>>>>

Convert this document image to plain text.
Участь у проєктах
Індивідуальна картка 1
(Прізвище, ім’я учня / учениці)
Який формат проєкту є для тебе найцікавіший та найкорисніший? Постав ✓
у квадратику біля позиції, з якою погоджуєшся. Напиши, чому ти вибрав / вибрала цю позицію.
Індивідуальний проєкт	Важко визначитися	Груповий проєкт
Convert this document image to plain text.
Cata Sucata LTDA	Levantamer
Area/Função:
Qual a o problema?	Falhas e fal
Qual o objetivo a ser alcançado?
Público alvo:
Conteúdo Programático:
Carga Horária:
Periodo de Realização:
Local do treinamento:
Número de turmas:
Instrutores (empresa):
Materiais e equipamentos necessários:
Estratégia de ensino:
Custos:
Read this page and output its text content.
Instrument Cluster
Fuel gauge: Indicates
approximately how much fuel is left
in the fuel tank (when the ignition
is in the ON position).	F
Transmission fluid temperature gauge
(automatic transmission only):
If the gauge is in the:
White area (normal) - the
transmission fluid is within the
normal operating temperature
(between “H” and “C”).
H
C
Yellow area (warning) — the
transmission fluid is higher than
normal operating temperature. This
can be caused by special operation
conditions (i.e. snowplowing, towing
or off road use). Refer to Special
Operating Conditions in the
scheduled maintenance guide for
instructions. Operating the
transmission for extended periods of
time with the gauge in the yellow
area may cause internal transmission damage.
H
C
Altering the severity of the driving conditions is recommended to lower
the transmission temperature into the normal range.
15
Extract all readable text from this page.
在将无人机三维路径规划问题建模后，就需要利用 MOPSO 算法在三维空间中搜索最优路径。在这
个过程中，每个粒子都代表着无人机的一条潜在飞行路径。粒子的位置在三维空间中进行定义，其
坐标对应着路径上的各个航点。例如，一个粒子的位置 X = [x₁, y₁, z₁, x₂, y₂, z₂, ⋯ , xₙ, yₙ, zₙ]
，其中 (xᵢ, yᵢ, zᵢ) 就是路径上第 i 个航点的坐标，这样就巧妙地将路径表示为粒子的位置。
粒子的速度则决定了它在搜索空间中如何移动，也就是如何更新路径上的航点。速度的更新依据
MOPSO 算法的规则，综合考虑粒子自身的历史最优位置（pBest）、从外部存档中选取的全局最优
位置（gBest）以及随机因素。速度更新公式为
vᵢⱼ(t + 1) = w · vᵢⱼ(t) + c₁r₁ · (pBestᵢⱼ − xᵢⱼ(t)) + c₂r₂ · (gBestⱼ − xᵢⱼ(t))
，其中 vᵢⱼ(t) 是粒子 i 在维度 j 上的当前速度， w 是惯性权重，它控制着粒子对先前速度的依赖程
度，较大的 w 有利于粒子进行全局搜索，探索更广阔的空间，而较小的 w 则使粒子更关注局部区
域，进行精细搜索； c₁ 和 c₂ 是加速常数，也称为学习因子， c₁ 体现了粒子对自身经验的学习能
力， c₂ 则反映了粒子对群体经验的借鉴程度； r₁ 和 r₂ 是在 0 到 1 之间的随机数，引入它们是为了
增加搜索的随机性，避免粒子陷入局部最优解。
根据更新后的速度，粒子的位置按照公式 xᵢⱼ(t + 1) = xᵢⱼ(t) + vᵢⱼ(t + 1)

<<<<

» Objective
Search the data for the string "gauge". List each line that has it.

» Finished task
Fuel gauge: Indicates
Transmission fluid temperature gauge
If the gauge is in the:
time with the gauge in the yellow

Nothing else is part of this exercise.